Scan the records and identify every line in which the string "scelta" occurs, then return those lines.
begin Excerpted data
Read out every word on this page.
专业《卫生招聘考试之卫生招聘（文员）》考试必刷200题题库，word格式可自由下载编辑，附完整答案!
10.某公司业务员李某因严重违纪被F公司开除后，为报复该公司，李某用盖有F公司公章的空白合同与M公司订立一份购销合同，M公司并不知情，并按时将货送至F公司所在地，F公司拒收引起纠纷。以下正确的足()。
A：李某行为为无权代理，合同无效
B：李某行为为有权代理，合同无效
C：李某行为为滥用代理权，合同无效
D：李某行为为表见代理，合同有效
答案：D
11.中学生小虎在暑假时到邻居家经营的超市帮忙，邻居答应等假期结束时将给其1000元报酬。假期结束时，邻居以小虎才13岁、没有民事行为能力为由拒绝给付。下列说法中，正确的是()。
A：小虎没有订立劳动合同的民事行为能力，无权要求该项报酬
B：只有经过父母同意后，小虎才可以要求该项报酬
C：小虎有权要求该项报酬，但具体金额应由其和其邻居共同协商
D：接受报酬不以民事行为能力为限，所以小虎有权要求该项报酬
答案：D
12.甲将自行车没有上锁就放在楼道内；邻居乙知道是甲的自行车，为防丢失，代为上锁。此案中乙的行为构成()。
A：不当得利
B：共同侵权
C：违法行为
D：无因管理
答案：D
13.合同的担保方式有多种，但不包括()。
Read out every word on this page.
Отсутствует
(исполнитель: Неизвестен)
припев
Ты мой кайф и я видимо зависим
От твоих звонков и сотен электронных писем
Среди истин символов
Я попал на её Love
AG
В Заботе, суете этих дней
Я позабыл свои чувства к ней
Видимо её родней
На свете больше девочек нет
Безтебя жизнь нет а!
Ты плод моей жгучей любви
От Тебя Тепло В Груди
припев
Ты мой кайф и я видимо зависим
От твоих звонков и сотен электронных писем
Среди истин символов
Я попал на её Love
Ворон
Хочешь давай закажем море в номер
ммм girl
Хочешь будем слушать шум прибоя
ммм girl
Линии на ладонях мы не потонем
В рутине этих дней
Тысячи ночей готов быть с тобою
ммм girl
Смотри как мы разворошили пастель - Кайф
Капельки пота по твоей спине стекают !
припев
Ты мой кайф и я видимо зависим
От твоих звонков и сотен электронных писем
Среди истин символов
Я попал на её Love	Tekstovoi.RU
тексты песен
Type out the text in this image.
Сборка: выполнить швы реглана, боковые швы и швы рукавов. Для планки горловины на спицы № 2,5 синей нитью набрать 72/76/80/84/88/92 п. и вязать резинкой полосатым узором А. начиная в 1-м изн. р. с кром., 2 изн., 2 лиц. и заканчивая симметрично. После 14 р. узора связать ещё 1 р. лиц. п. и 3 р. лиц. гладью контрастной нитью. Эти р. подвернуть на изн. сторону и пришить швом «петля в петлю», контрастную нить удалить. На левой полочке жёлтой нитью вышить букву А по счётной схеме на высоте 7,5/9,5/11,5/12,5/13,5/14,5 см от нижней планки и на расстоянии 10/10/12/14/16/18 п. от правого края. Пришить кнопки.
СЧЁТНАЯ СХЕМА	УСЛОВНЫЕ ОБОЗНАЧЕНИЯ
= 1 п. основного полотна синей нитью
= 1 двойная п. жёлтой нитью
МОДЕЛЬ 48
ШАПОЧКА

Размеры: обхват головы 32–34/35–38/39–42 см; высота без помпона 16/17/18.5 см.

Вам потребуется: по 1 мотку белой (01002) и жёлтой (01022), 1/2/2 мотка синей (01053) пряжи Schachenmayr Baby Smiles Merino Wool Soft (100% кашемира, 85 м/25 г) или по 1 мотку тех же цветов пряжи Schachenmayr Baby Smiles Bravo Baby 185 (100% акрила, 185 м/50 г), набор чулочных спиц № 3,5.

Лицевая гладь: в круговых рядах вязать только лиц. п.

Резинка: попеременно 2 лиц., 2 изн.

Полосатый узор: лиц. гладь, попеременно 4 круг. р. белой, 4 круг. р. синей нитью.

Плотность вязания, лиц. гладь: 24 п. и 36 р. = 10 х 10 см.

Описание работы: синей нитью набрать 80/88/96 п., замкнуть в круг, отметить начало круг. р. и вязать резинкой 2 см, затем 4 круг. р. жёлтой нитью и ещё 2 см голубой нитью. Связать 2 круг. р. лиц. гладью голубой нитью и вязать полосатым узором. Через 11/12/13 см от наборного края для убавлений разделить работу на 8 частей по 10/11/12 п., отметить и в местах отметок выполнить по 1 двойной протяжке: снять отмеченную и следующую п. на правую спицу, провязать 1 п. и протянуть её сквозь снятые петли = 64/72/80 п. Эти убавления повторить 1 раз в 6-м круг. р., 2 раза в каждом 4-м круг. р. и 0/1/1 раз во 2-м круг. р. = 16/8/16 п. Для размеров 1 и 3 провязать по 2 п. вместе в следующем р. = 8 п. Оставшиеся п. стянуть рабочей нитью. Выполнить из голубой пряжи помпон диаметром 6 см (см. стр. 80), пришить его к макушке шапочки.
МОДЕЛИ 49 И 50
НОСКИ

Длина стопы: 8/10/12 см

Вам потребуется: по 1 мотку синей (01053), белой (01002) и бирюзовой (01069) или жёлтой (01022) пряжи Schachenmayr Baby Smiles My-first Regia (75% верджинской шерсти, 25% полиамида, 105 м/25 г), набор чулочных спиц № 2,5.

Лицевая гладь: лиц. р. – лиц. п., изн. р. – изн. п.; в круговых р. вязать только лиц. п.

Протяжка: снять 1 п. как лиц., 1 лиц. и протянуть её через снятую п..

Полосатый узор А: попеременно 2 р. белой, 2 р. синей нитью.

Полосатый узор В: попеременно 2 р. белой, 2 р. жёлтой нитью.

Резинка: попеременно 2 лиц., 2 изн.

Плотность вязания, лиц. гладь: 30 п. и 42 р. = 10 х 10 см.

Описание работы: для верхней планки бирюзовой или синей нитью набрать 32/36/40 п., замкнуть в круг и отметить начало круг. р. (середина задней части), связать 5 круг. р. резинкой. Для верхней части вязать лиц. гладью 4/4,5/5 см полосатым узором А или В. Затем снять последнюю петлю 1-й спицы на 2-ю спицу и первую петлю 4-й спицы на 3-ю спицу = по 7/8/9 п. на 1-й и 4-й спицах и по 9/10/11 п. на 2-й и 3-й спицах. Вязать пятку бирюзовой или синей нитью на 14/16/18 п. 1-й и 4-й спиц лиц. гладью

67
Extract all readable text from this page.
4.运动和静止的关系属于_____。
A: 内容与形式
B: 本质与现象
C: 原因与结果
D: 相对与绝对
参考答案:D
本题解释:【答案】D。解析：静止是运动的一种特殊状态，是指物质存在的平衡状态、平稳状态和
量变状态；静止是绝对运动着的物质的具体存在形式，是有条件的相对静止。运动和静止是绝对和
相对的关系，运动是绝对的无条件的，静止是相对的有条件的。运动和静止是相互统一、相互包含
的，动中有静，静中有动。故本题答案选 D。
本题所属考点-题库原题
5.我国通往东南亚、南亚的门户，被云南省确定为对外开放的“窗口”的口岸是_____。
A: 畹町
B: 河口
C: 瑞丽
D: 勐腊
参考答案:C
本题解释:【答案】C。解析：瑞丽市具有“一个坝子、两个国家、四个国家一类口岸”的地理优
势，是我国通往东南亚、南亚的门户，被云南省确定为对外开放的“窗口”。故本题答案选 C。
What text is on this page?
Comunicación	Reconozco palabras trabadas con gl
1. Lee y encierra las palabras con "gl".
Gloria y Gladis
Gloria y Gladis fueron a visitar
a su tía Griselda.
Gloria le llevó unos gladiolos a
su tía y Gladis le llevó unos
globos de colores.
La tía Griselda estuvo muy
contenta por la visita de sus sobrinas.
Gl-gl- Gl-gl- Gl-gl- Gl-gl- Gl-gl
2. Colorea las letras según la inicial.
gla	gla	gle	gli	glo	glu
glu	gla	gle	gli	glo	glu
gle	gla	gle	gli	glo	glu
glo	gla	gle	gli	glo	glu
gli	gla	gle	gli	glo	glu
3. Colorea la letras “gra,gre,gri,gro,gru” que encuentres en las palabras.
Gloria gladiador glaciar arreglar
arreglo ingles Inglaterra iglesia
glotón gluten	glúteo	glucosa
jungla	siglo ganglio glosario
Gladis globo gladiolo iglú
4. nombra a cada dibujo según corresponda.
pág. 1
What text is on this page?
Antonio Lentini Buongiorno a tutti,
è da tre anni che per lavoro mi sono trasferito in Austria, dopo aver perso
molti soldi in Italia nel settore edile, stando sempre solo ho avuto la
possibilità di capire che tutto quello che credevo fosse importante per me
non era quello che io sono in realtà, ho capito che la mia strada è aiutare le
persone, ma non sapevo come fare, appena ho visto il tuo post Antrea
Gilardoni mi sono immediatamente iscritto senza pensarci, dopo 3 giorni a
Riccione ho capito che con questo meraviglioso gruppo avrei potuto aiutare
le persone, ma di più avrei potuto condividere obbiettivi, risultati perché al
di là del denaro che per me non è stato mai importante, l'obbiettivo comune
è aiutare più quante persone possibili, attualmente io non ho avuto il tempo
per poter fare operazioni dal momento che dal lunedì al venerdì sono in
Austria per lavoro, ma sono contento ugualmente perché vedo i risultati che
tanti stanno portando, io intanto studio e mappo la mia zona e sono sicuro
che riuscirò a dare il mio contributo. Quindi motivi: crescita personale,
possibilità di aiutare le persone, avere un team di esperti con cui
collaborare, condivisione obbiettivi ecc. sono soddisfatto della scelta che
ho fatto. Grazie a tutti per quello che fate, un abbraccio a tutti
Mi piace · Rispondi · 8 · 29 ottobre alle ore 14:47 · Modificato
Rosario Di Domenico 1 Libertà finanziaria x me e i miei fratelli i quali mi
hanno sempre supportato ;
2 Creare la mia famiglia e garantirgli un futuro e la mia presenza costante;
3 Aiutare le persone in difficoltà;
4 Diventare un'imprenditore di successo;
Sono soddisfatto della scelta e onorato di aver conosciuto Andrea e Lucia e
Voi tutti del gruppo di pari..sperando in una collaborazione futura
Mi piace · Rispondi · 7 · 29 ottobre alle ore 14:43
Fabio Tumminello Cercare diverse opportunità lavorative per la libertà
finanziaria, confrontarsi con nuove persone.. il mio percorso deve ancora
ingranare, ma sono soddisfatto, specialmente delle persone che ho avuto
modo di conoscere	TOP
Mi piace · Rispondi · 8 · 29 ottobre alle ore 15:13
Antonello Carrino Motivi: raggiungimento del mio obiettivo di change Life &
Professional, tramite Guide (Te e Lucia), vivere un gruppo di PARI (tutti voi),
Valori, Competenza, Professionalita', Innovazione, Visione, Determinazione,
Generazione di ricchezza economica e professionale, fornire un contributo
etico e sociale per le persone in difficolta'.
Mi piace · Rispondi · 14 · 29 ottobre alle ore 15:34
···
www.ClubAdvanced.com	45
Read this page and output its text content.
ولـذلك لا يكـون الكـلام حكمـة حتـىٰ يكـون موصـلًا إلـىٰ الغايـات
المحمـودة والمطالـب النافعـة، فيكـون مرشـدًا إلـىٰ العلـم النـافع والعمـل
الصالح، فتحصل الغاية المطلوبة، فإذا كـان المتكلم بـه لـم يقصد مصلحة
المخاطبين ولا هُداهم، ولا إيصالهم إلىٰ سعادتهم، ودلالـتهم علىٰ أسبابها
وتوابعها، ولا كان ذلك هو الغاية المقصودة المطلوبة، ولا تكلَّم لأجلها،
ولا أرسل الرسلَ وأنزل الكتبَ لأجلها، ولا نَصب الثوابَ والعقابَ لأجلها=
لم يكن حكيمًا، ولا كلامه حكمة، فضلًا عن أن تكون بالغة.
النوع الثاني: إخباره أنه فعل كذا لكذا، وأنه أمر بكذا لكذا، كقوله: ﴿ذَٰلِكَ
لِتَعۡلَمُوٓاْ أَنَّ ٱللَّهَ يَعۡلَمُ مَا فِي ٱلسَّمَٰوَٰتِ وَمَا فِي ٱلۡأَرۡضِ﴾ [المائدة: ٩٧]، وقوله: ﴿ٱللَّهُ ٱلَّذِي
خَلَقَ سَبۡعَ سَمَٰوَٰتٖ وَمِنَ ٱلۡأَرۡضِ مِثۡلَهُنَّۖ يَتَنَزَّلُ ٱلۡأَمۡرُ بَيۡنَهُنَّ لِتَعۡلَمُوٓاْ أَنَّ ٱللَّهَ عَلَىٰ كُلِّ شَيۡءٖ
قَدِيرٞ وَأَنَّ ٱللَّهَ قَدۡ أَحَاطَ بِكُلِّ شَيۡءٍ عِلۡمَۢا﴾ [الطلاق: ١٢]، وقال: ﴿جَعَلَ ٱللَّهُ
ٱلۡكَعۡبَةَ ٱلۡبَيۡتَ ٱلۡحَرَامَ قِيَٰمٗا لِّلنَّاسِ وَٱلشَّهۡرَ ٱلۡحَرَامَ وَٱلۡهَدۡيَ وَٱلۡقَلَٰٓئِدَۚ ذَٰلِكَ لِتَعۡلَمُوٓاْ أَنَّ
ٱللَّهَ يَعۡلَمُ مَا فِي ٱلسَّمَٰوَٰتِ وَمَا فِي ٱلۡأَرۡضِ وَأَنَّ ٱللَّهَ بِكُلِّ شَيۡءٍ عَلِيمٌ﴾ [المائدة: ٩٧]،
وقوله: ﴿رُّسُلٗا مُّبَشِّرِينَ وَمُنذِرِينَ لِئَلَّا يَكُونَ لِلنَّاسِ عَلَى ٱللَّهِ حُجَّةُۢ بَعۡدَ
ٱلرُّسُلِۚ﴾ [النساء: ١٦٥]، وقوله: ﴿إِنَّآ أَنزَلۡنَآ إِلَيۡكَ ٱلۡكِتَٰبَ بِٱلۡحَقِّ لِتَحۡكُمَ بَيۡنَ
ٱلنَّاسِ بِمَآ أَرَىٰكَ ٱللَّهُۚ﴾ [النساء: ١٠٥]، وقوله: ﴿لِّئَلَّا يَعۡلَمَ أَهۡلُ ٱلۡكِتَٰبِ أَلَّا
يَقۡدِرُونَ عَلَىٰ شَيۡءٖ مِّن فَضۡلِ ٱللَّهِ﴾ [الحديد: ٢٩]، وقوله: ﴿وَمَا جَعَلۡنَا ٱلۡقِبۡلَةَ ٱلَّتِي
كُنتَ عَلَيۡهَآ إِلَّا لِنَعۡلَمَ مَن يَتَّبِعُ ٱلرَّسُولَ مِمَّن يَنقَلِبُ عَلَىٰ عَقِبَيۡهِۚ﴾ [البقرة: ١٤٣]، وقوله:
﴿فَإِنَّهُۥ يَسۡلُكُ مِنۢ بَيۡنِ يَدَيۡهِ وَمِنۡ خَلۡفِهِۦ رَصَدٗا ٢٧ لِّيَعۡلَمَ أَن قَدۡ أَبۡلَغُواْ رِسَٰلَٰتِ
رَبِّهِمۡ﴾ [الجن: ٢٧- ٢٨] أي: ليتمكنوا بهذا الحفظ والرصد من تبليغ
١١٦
end Excerpted data
> **The completed task**:
collaborare, condivisione obbiettivi ecc. sono soddisfatto della scelta che
Sono soddisfatto della scelta e onorato di aver conosciuto Andrea e Lucia e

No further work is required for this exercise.